Print the entries verbatim, leaving out the images they contain.

━━━━━━━━

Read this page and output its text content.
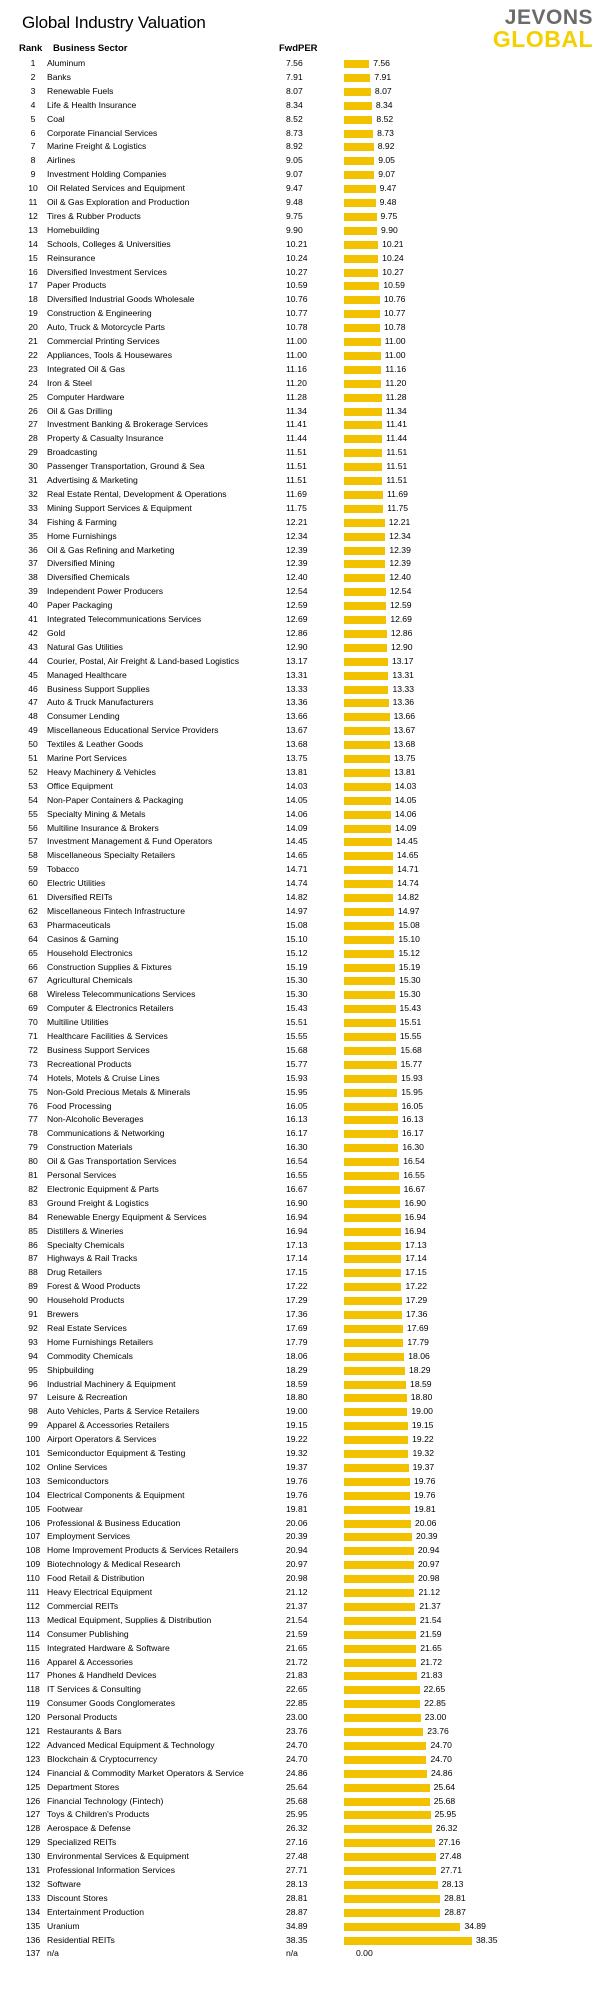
Global Industry Valuation	JEVONS
GLOBAL
Rank Business Sector	FwdPER
1	Aluminum	7.56	7.56
2	Banks	7.91	7.91
3	Renewable Fuels	8.07	8.07
4	Life & Health Insurance	8.34	8.34
5	Coal	8.52	8.52
6	Corporate Financial Services	8.73	8.73
7	Marine Freight & Logistics	8.92	8.92
8	Airlines	9.05	9.05
9	Investment Holding Companies	9.07	9.07
10	Oil Related Services and Equipment	9.47	9.47
11	Oil & Gas Exploration and Production	9.48	9.48
12	Tires & Rubber Products	9.75	9.75
13	Homebuilding	9.90	9.90
14	Schools, Colleges & Universities	10.21	10.21
15	Reinsurance	10.24	10.24
16	Diversified Investment Services	10.27	10.27
17	Paper Products	10.59	10.59
18	Diversified Industrial Goods Wholesale	10.76	10.76
19	Construction & Engineering	10.77	10.77
20	Auto, Truck & Motorcycle Parts	10.78	10.78
21	Commercial Printing Services	11.00	11.00
22	Appliances, Tools & Housewares	11.00	11.00
23	Integrated Oil & Gas	11.16	11.16
24	Iron & Steel	11.20	11.20
25	Computer Hardware	11.28	11.28
26	Oil & Gas Drilling	11.34	11.34
27	Investment Banking & Brokerage Services	11.41	11.41
28	Property & Casualty Insurance	11.44	11.44
29	Broadcasting	11.51	11.51
30	Passenger Transportation, Ground & Sea	11.51	11.51
31	Advertising & Marketing	11.51	11.51
32	Real Estate Rental, Development & Operations	11.69	11.69
33	Mining Support Services & Equipment	11.75	11.75
34	Fishing & Farming	12.21	12.21
35	Home Furnishings	12.34	12.34
36	Oil & Gas Refining and Marketing	12.39	12.39
37	Diversified Mining	12.39	12.39
38	Diversified Chemicals	12.40	12.40
39	Independent Power Producers	12.54	12.54
40	Paper Packaging	12.59	12.59
41	Integrated Telecommunications Services	12.69	12.69
42	Gold	12.86	12.86
43	Natural Gas Utilities	12.90	12.90
44	Courier, Postal, Air Freight & Land-based Logistics	13.17	13.17
45	Managed Healthcare	13.31	13.31
46	Business Support Supplies	13.33	13.33
47	Auto & Truck Manufacturers	13.36	13.36
48	Consumer Lending	13.66	13.66
49	Miscellaneous Educational Service Providers	13.67	13.67
50	Textiles & Leather Goods	13.68	13.68
51	Marine Port Services	13.75	13.75
52	Heavy Machinery & Vehicles	13.81	13.81
53	Office Equipment	14.03	14.03
54	Non-Paper Containers & Packaging	14.05	14.05
55	Specialty Mining & Metals	14.06	14.06
56	Multiline Insurance & Brokers	14.09	14.09
57	Investment Management & Fund Operators	14.45	14.45
58	Miscellaneous Specialty Retailers	14.65	14.65
59	Tobacco	14.71	14.71
60	Electric Utilities	14.74	14.74
61	Diversified REITs	14.82	14.82
62	Miscellaneous Fintech Infrastructure	14.97	14.97
63	Pharmaceuticals	15.08	15.08
64	Casinos & Gaming	15.10	15.10
65	Household Electronics	15.12	15.12
66	Construction Supplies & Fixtures	15.19	15.19
67	Agricultural Chemicals	15.30	15.30
68	Wireless Telecommunications Services	15.30	15.30
69	Computer & Electronics Retailers	15.43	15.43
70	Multiline Utilities	15.51	15.51
71	Healthcare Facilities & Services	15.55	15.55
72	Business Support Services	15.68	15.68
73	Recreational Products	15.77	15.77
74	Hotels, Motels & Cruise Lines	15.93	15.93
75	Non-Gold Precious Metals & Minerals	15.95	15.95
76	Food Processing	16.05	16.05
77	Non-Alcoholic Beverages	16.13	16.13
78	Communications & Networking	16.17	16.17
79	Construction Materials	16.30	16.30
80	Oil & Gas Transportation Services	16.54	16.54
81	Personal Services	16.55	16.55
82	Electronic Equipment & Parts	16.67	16.67
83	Ground Freight & Logistics	16.90	16.90
84	Renewable Energy Equipment & Services	16.94	16.94
85	Distillers & Wineries	16.94	16.94
86	Specialty Chemicals	17.13	17.13
87	Highways & Rail Tracks	17.14	17.14
88	Drug Retailers	17.15	17.15
89	Forest & Wood Products	17.22	17.22
90	Household Products	17.29	17.29
91	Brewers	17.36	17.36
92	Real Estate Services	17.69	17.69
93	Home Furnishings Retailers	17.79	17.79
94	Commodity Chemicals	18.06	18.06
95	Shipbuilding	18.29	18.29
96	Industrial Machinery & Equipment	18.59	18.59
97	Leisure & Recreation	18.80	18.80
98	Auto Vehicles, Parts & Service Retailers	19.00	19.00
99	Apparel & Accessories Retailers	19.15	19.15
100 Airport Operators & Services	19.22	19.22
101 Semiconductor Equipment & Testing	19.32	19.32
102 Online Services	19.37	19.37
103 Semiconductors	19.76	19.76
104 Electrical Components & Equipment	19.76	19.76
105 Footwear	19.81	19.81
106 Professional & Business Education	20.06	20.06
107 Employment Services	20.39	20.39
108 Home Improvement Products & Services Retailers	20.94	20.94
109 Biotechnology & Medical Research	20.97	20.97
110 Food Retail & Distribution	20.98	20.98
111 Heavy Electrical Equipment	21.12	21.12
112 Commercial REITs	21.37	21.37
113 Medical Equipment, Supplies & Distribution	21.54	21.54
114 Consumer Publishing	21.59	21.59
115 Integrated Hardware & Software	21.65	21.65
116 Apparel & Accessories	21.72	21.72
117 Phones & Handheld Devices	21.83	21.83
118 IT Services & Consulting	22.65	22.65
119 Consumer Goods Conglomerates	22.85	22.85
120 Personal Products	23.00	23.00
121 Restaurants & Bars	23.76	23.76
122 Advanced Medical Equipment & Technology	24.70	24.70
123 Blockchain & Cryptocurrency	24.70	24.70
124 Financial & Commodity Market Operators & Service	24.86	24.86
125 Department Stores	25.64	25.64
126 Financial Technology (Fintech)	25.68	25.68
127 Toys & Children's Products	25.95	25.95
128 Aerospace & Defense	26.32	26.32
129 Specialized REITs	27.16	27.16
130 Environmental Services & Equipment	27.48	27.48
131 Professional Information Services	27.71	27.71
132 Software	28.13	28.13
133 Discount Stores	28.81	28.81
134 Entertainment Production	28.87	28.87
135 Uranium	34.89	34.89
136 Residential REITs	38.35	38.35
137 n/a	n/a	0.00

━━━━━━━━

Full response →
Read this page and output its text content.
Global Industry Valuation	JEVONS
GLOBAL
Rank Business Sector	FwdPER
1	Aluminum	7.56	7.56
2	Banks	7.91	7.91
3	Renewable Fuels	8.07	8.07
4	Life & Health Insurance	8.34	8.34
5	Coal	8.52	8.52
6	Corporate Financial Services	8.73	8.73
7	Marine Freight & Logistics	8.92	8.92
8	Airlines	9.05	9.05
9	Investment Holding Companies	9.07	9.07
10	Oil Related Services and Equipment	9.47	9.47
11	Oil & Gas Exploration and Production	9.48	9.48
12	Tires & Rubber Products	9.75	9.75
13	Homebuilding	9.90	9.90
14	Schools, Colleges & Universities	10.21	10.21
15	Reinsurance	10.24	10.24
16	Diversified Investment Services	10.27	10.27
17	Paper Products	10.59	10.59
18	Diversified Industrial Goods Wholesale	10.76	10.76
19	Construction & Engineering	10.77	10.77
20	Auto, Truck & Motorcycle Parts	10.78	10.78
21	Commercial Printing Services	11.00	11.00
22	Appliances, Tools & Housewares	11.00	11.00
23	Integrated Oil & Gas	11.16	11.16
24	Iron & Steel	11.20	11.20
25	Computer Hardware	11.28	11.28
26	Oil & Gas Drilling	11.34	11.34
27	Investment Banking & Brokerage Services	11.41	11.41
28	Property & Casualty Insurance	11.44	11.44
29	Broadcasting	11.51	11.51
30	Passenger Transportation, Ground & Sea	11.51	11.51
31	Advertising & Marketing	11.51	11.51
32	Real Estate Rental, Development & Operations	11.69	11.69
33	Mining Support Services & Equipment	11.75	11.75
34	Fishing & Farming	12.21	12.21
35	Home Furnishings	12.34	12.34
36	Oil & Gas Refining and Marketing	12.39	12.39
37	Diversified Mining	12.39	12.39
38	Diversified Chemicals	12.40	12.40
39	Independent Power Producers	12.54	12.54
40	Paper Packaging	12.59	12.59
41	Integrated Telecommunications Services	12.69	12.69
42	Gold	12.86	12.86
43	Natural Gas Utilities	12.90	12.90
44	Courier, Postal, Air Freight & Land-based Logistics	13.17	13.17
45	Managed Healthcare	13.31	13.31
46	Business Support Supplies	13.33	13.33
47	Auto & Truck Manufacturers	13.36	13.36
48	Consumer Lending	13.66	13.66
49	Miscellaneous Educational Service Providers	13.67	13.67
50	Textiles & Leather Goods	13.68	13.68
51	Marine Port Services	13.75	13.75
52	Heavy Machinery & Vehicles	13.81	13.81
53	Office Equipment	14.03	14.03
54	Non-Paper Containers & Packaging	14.05	14.05
55	Specialty Mining & Metals	14.06	14.06
56	Multiline Insurance & Brokers	14.09	14.09
57	Investment Management & Fund Operators	14.45	14.45
58	Miscellaneous Specialty Retailers	14.65	14.65
59	Tobacco	14.71	14.71
60	Electric Utilities	14.74	14.74
61	Diversified REITs	14.82	14.82
62	Miscellaneous Fintech Infrastructure	14.97	14.97
63	Pharmaceuticals	15.08	15.08
64	Casinos & Gaming	15.10	15.10
65	Household Electronics	15.12	15.12
66	Construction Supplies & Fixtures	15.19	15.19
67	Agricultural Chemicals	15.30	15.30
68	Wireless Telecommunications Services	15.30	15.30
69	Computer & Electronics Retailers	15.43	15.43
70	Multiline Utilities	15.51	15.51
71	Healthcare Facilities & Services	15.55	15.55
72	Business Support Services	15.68	15.68
73	Recreational Products	15.77	15.77
74	Hotels, Motels & Cruise Lines	15.93	15.93
75	Non-Gold Precious Metals & Minerals	15.95	15.95
76	Food Processing	16.05	16.05
77	Non-Alcoholic Beverages	16.13	16.13
78	Communications & Networking	16.17	16.17
79	Construction Materials	16.30	16.30
80	Oil & Gas Transportation Services	16.54	16.54
81	Personal Services	16.55	16.55
82	Electronic Equipment & Parts	16.67	16.67
83	Ground Freight & Logistics	16.90	16.90
84	Renewable Energy Equipment & Services	16.94	16.94
85	Distillers & Wineries	16.94	16.94
86	Specialty Chemicals	17.13	17.13
87	Highways & Rail Tracks	17.14	17.14
88	Drug Retailers	17.15	17.15
89	Forest & Wood Products	17.22	17.22
90	Household Products	17.29	17.29
91	Brewers	17.36	17.36
92	Real Estate Services	17.69	17.69
93	Home Furnishings Retailers	17.79	17.79
94	Commodity Chemicals	18.06	18.06
95	Shipbuilding	18.29	18.29
96	Industrial Machinery & Equipment	18.59	18.59
97	Leisure & Recreation	18.80	18.80
98	Auto Vehicles, Parts & Service Retailers	19.00	19.00
99	Apparel & Accessories Retailers	19.15	19.15
100 Airport Operators & Services	19.22	19.22
101 Semiconductor Equipment & Testing	19.32	19.32
102 Online Services	19.37	19.37
103 Semiconductors	19.76	19.76
104 Electrical Components & Equipment	19.76	19.76
105 Footwear	19.81	19.81
106 Professional & Business Education	20.06	20.06
107 Employment Services	20.39	20.39
108 Home Improvement Products & Services Retailers	20.94	20.94
109 Biotechnology & Medical Research	20.97	20.97
110 Food Retail & Distribution	20.98	20.98
111 Heavy Electrical Equipment	21.12	21.12
112 Commercial REITs	21.37	21.37
113 Medical Equipment, Supplies & Distribution	21.54	21.54
114 Consumer Publishing	21.59	21.59
115 Integrated Hardware & Software	21.65	21.65
116 Apparel & Accessories	21.72	21.72
117 Phones & Handheld Devices	21.83	21.83
118 IT Services & Consulting	22.65	22.65
119 Consumer Goods Conglomerates	22.85	22.85
120 Personal Products	23.00	23.00
121 Restaurants & Bars	23.76	23.76
122 Advanced Medical Equipment & Technology	24.70	24.70
123 Blockchain & Cryptocurrency	24.70	24.70
124 Financial & Commodity Market Operators & Service	24.86	24.86
125 Department Stores	25.64	25.64
126 Financial Technology (Fintech)	25.68	25.68
127 Toys & Children's Products	25.95	25.95
128 Aerospace & Defense	26.32	26.32
129 Specialized REITs	27.16	27.16
130 Environmental Services & Equipment	27.48	27.48
131 Professional Information Services	27.71	27.71
132 Software	28.13	28.13
133 Discount Stores	28.81	28.81
134 Entertainment Production	28.87	28.87
135 Uranium	34.89	34.89
136 Residential REITs	38.35	38.35
137 n/a	n/a	0.00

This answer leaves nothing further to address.